EXERCISE DIRECTIONS: Extract every line of the material below and reproduce it faithfully.
====================
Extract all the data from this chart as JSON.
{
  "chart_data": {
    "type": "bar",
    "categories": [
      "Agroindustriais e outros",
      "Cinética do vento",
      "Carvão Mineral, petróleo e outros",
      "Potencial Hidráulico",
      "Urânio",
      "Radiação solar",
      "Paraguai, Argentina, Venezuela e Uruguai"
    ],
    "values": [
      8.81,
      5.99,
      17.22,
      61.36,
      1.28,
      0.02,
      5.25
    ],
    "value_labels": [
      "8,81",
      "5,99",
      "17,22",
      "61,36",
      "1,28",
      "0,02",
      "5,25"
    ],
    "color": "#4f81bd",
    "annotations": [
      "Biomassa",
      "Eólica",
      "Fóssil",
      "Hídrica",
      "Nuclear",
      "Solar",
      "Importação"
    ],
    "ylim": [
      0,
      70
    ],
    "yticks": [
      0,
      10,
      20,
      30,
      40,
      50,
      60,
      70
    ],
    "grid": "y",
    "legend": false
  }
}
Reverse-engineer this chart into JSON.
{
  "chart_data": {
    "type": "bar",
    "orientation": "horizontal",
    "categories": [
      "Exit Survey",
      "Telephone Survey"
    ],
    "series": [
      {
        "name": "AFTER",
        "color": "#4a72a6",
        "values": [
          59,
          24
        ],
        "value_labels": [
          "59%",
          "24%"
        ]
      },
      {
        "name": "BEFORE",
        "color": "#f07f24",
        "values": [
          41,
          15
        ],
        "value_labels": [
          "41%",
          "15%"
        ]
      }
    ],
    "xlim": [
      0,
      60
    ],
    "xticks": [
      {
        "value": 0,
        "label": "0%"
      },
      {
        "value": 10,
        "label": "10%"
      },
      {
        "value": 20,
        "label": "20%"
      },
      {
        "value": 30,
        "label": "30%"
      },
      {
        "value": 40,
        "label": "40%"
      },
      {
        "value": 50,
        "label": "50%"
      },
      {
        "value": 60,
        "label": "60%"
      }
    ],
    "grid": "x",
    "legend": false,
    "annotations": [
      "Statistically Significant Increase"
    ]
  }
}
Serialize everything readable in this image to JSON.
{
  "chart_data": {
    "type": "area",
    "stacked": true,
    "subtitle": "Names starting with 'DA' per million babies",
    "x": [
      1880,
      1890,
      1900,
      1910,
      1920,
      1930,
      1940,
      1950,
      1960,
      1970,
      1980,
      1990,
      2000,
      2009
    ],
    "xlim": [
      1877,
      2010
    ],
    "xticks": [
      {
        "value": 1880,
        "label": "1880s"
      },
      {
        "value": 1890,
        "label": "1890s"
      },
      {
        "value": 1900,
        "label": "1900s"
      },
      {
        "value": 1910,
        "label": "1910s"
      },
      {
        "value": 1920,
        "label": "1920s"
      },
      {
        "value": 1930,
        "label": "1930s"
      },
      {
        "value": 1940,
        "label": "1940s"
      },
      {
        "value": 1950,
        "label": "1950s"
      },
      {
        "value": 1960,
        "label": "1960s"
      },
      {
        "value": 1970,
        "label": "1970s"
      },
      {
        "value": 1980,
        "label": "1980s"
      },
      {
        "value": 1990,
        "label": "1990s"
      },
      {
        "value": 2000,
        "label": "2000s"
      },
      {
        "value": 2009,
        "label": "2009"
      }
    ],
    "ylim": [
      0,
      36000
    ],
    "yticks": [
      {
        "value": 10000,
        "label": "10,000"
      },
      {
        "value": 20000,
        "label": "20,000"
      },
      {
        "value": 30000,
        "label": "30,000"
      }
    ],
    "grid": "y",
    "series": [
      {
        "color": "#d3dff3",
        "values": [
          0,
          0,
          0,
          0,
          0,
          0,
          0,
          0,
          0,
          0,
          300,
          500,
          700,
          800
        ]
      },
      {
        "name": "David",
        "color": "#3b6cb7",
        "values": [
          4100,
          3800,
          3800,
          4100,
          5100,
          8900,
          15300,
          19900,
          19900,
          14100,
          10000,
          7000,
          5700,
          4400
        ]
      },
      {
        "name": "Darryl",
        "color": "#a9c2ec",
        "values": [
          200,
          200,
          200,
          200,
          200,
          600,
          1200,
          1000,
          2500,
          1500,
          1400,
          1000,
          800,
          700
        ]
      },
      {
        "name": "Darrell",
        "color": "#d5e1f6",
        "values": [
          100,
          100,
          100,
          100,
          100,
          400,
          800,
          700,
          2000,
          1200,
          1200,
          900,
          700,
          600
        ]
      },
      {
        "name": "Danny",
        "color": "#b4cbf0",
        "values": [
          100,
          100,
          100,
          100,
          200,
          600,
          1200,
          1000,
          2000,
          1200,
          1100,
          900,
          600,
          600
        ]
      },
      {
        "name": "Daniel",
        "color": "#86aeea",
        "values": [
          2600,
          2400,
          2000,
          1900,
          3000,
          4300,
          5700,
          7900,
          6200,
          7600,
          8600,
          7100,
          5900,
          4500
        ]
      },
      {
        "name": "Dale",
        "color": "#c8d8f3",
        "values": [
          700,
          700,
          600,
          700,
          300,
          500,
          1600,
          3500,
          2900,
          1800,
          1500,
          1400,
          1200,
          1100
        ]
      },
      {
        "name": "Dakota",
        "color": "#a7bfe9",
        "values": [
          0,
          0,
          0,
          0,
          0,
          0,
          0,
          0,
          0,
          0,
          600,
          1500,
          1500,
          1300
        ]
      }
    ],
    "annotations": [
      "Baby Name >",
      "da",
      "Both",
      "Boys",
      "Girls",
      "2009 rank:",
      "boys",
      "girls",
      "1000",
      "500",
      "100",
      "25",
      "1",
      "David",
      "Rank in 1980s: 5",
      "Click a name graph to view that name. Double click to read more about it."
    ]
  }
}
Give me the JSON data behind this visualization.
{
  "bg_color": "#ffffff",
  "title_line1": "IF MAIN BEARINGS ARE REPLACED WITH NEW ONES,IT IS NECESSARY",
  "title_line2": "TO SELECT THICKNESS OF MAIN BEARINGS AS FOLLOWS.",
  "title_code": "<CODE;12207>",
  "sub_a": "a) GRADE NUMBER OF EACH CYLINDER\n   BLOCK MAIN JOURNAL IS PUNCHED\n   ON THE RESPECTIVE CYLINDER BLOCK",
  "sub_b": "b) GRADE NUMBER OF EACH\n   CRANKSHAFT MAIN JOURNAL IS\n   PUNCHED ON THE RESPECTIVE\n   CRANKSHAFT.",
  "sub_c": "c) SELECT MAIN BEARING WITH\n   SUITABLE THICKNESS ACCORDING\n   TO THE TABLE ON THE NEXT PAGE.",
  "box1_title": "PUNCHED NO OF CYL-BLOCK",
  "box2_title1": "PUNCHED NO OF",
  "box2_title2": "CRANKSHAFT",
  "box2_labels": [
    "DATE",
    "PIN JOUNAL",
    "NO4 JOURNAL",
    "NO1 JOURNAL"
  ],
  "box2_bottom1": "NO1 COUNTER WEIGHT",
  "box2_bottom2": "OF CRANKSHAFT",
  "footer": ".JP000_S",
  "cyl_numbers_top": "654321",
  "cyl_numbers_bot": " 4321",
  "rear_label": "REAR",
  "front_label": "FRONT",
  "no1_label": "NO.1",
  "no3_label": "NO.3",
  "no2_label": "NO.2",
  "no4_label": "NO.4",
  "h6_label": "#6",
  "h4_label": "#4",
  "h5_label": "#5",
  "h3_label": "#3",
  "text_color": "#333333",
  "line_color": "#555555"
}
====================
CORRECT RESULT:
Extract all the data from this chart as JSON.
{
  "chart_data": {
    "type": "bar",
    "categories": [
      "Agroindustriais e outros",
      "Cinética do vento",
      "Carvão Mineral, petróleo e outros",
      "Potencial Hidráulico",
      "Urânio",
      "Radiação solar",
      "Paraguai, Argentina, Venezuela e Uruguai"
    ],
    "values": [
      8.81,
      5.99,
      17.22,
      61.36,
      1.28,
      0.02,
      5.25
    ],
    "value_labels": [
      "8,81",
      "5,99",
      "17,22",
      "61,36",
      "1,28",
      "0,02",
      "5,25"
    ],
    "color": "#4f81bd",
    "annotations": [
      "Biomassa",
      "Eólica",
      "Fóssil",
      "Hídrica",
      "Nuclear",
      "Solar",
      "Importação"
    ],
    "ylim": [
      0,
      70
    ],
    "yticks": [
      0,
      10,
      20,
      30,
      40,
      50,
      60,
      70
    ],
    "grid": "y",
    "legend": false
  }
}
Reverse-engineer this chart into JSON.
{
  "chart_data": {
    "type": "bar",
    "orientation": "horizontal",
    "categories": [
      "Exit Survey",
      "Telephone Survey"
    ],
    "series": [
      {
        "name": "AFTER",
        "color": "#4a72a6",
        "values": [
          59,
          24
        ],
        "value_labels": [
          "59%",
          "24%"
        ]
      },
      {
        "name": "BEFORE",
        "color": "#f07f24",
        "values": [
          41,
          15
        ],
        "value_labels": [
          "41%",
          "15%"
        ]
      }
    ],
    "xlim": [
      0,
      60
    ],
    "xticks": [
      {
        "value": 0,
        "label": "0%"
      },
      {
        "value": 10,
        "label": "10%"
      },
      {
        "value": 20,
        "label": "20%"
      },
      {
        "value": 30,
        "label": "30%"
      },
      {
        "value": 40,
        "label": "40%"
      },
      {
        "value": 50,
        "label": "50%"
      },
      {
        "value": 60,
        "label": "60%"
      }
    ],
    "grid": "x",
    "legend": false,
    "annotations": [
      "Statistically Significant Increase"
    ]
  }
}
Serialize everything readable in this image to JSON.
{
  "chart_data": {
    "type": "area",
    "stacked": true,
    "subtitle": "Names starting with 'DA' per million babies",
    "x": [
      1880,
      1890,
      1900,
      1910,
      1920,
      1930,
      1940,
      1950,
      1960,
      1970,
      1980,
      1990,
      2000,
      2009
    ],
    "xlim": [
      1877,
      2010
    ],
    "xticks": [
      {
        "value": 1880,
        "label": "1880s"
      },
      {
        "value": 1890,
        "label": "1890s"
      },
      {
        "value": 1900,
        "label": "1900s"
      },
      {
        "value": 1910,
        "label": "1910s"
      },
      {
        "value": 1920,
        "label": "1920s"
      },
      {
        "value": 1930,
        "label": "1930s"
      },
      {
        "value": 1940,
        "label": "1940s"
      },
      {
        "value": 1950,
        "label": "1950s"
      },
      {
        "value": 1960,
        "label": "1960s"
      },
      {
        "value": 1970,
        "label": "1970s"
      },
      {
        "value": 1980,
        "label": "1980s"
      },
      {
        "value": 1990,
        "label": "1990s"
      },
      {
        "value": 2000,
        "label": "2000s"
      },
      {
        "value": 2009,
        "label": "2009"
      }
    ],
    "ylim": [
      0,
      36000
    ],
    "yticks": [
      {
        "value": 10000,
        "label": "10,000"
      },
      {
        "value": 20000,
        "label": "20,000"
      },
      {
        "value": 30000,
        "label": "30,000"
      }
    ],
    "grid": "y",
    "series": [
      {
        "color": "#d3dff3",
        "values": [
          0,
          0,
          0,
          0,
          0,
          0,
          0,
          0,
          0,
          0,
          300,
          500,
          700,
          800
        ]
      },
      {
        "name": "David",
        "color": "#3b6cb7",
        "values": [
          4100,
          3800,
          3800,
          4100,
          5100,
          8900,
          15300,
          19900,
          19900,
          14100,
          10000,
          7000,
          5700,
          4400
        ]
      },
      {
        "name": "Darryl",
        "color": "#a9c2ec",
        "values": [
          200,
          200,
          200,
          200,
          200,
          600,
          1200,
          1000,
          2500,
          1500,
          1400,
          1000,
          800,
          700
        ]
      },
      {
        "name": "Darrell",
        "color": "#d5e1f6",
        "values": [
          100,
          100,
          100,
          100,
          100,
          400,
          800,
          700,
          2000,
          1200,
          1200,
          900,
          700,
          600
        ]
      },
      {
        "name": "Danny",
        "color": "#b4cbf0",
        "values": [
          100,
          100,
          100,
          100,
          200,
          600,
          1200,
          1000,
          2000,
          1200,
          1100,
          900,
          600,
          600
        ]
      },
      {
        "name": "Daniel",
        "color": "#86aeea",
        "values": [
          2600,
          2400,
          2000,
          1900,
          3000,
          4300,
          5700,
          7900,
          6200,
          7600,
          8600,
          7100,
          5900,
          4500
        ]
      },
      {
        "name": "Dale",
        "color": "#c8d8f3",
        "values": [
          700,
          700,
          600,
          700,
          300,
          500,
          1600,
          3500,
          2900,
          1800,
          1500,
          1400,
          1200,
          1100
        ]
      },
      {
        "name": "Dakota",
        "color": "#a7bfe9",
        "values": [
          0,
          0,
          0,
          0,
          0,
          0,
          0,
          0,
          0,
          0,
          600,
          1500,
          1500,
          1300
        ]
      }
    ],
    "annotations": [
      "Baby Name >",
      "da",
      "Both",
      "Boys",
      "Girls",
      "2009 rank:",
      "boys",
      "girls",
      "1000",
      "500",
      "100",
      "25",
      "1",
      "David",
      "Rank in 1980s: 5",
      "Click a name graph to view that name. Double click to read more about it."
    ]
  }
}
Give me the JSON data behind this visualization.
{
  "bg_color": "#ffffff",
  "title_line1": "IF MAIN BEARINGS ARE REPLACED WITH NEW ONES,IT IS NECESSARY",
  "title_line2": "TO SELECT THICKNESS OF MAIN BEARINGS AS FOLLOWS.",
  "title_code": "<CODE;12207>",
  "sub_a": "a) GRADE NUMBER OF EACH CYLINDER\n   BLOCK MAIN JOURNAL IS PUNCHED\n   ON THE RESPECTIVE CYLINDER BLOCK",
  "sub_b": "b) GRADE NUMBER OF EACH\n   CRANKSHAFT MAIN JOURNAL IS\n   PUNCHED ON THE RESPECTIVE\n   CRANKSHAFT.",
  "sub_c": "c) SELECT MAIN BEARING WITH\n   SUITABLE THICKNESS ACCORDING\n   TO THE TABLE ON THE NEXT PAGE.",
  "box1_title": "PUNCHED NO OF CYL-BLOCK",
  "box2_title1": "PUNCHED NO OF",
  "box2_title2": "CRANKSHAFT",
  "box2_labels": [
    "DATE",
    "PIN JOUNAL",
    "NO4 JOURNAL",
    "NO1 JOURNAL"
  ],
  "box2_bottom1": "NO1 COUNTER WEIGHT",
  "box2_bottom2": "OF CRANKSHAFT",
  "footer": ".JP000_S",
  "cyl_numbers_top": "654321",
  "cyl_numbers_bot": " 4321",
  "rear_label": "REAR",
  "front_label": "FRONT",
  "no1_label": "NO.1",
  "no3_label": "NO.3",
  "no2_label": "NO.2",
  "no4_label": "NO.4",
  "h6_label": "#6",
  "h4_label": "#4",
  "h5_label": "#5",
  "h3_label": "#3",
  "text_color": "#333333",
  "line_color": "#555555"
}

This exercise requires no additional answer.